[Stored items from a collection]
★ ★ ★ ★
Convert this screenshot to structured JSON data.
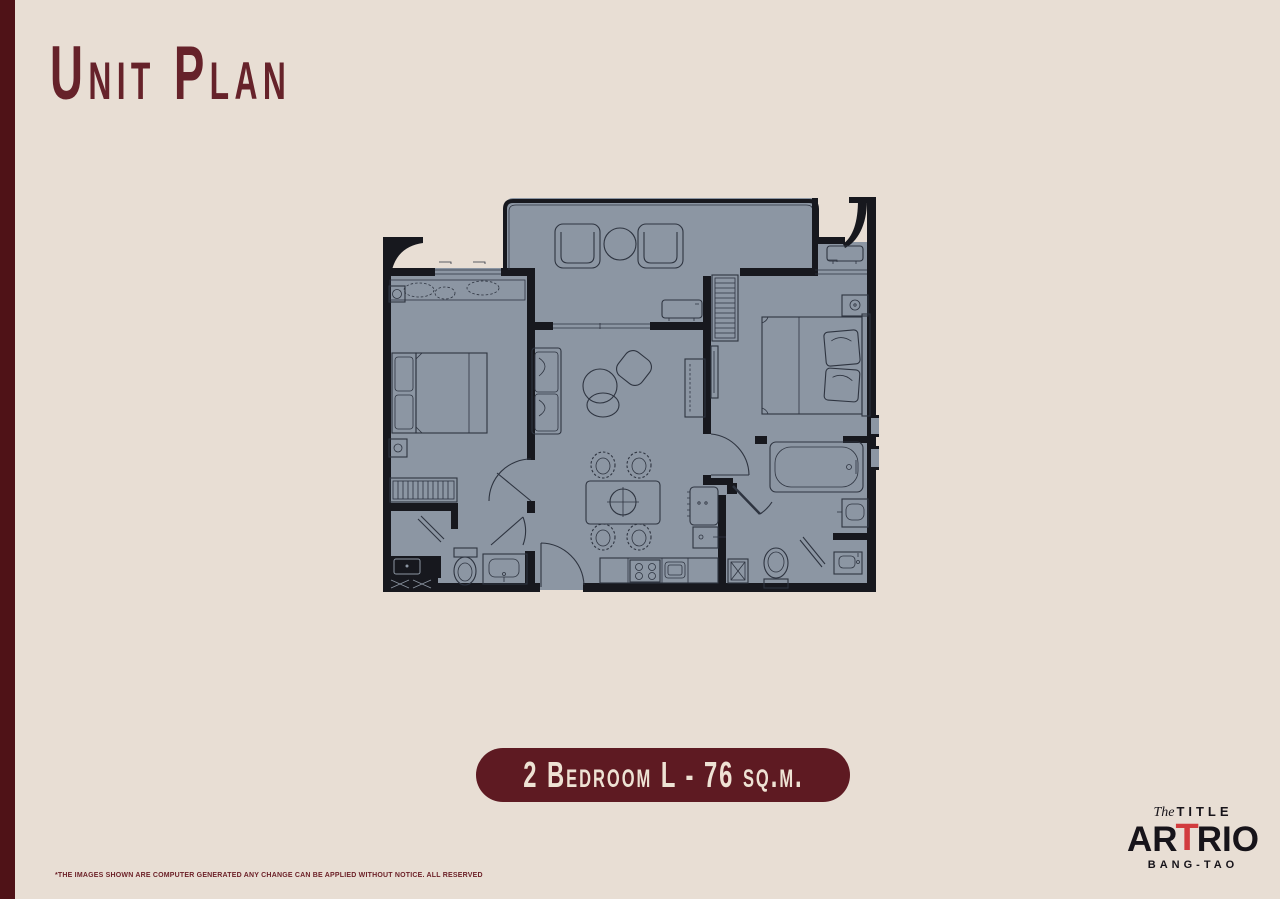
{
  "page": {
    "background": "#e8ded4",
    "left_stripe_color": "#4f1217"
  },
  "header": {
    "title": "Unit Plan"
  },
  "unit_badge": {
    "label": "2 Bedroom L - 76 sq.m.",
    "background": "#5e1a22",
    "text_color": "#eee2d4"
  },
  "floor_plan": {
    "floor_color": "#8c96a3",
    "wall_color": "#17181e",
    "line_color": "#2e3440",
    "rooms": [
      "balcony",
      "bedroom-1",
      "living-dining",
      "kitchen",
      "bedroom-2",
      "bathroom-1",
      "bathroom-2",
      "entrance"
    ]
  },
  "brand_logo": {
    "script_prefix": "The",
    "brand_top": "TITLE",
    "brand_left": "AR",
    "brand_accent": "T",
    "brand_right": "RIO",
    "location": "BANG-TAO",
    "accent_color": "#d23c3e"
  },
  "disclaimer": "*THE IMAGES SHOWN ARE COMPUTER GENERATED ANY CHANGE CAN BE APPLIED WITHOUT NOTICE. ALL RESERVED"
}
★ ★ ★ ★
• Work required: All of the material above should be reproduced exactly, except the pictures.

• Exercise result:
Convert this screenshot to structured JSON data.
{
  "page": {
    "background": "#e8ded4",
    "left_stripe_color": "#4f1217"
  },
  "header": {
    "title": "Unit Plan"
  },
  "unit_badge": {
    "label": "2 Bedroom L - 76 sq.m.",
    "background": "#5e1a22",
    "text_color": "#eee2d4"
  },
  "floor_plan": {
    "floor_color": "#8c96a3",
    "wall_color": "#17181e",
    "line_color": "#2e3440",
    "rooms": [
      "balcony",
      "bedroom-1",
      "living-dining",
      "kitchen",
      "bedroom-2",
      "bathroom-1",
      "bathroom-2",
      "entrance"
    ]
  },
  "brand_logo": {
    "script_prefix": "The",
    "brand_top": "TITLE",
    "brand_left": "AR",
    "brand_accent": "T",
    "brand_right": "RIO",
    "location": "BANG-TAO",
    "accent_color": "#d23c3e"
  },
  "disclaimer": "*THE IMAGES SHOWN ARE COMPUTER GENERATED ANY CHANGE CAN BE APPLIED WITHOUT NOTICE. ALL RESERVED"
}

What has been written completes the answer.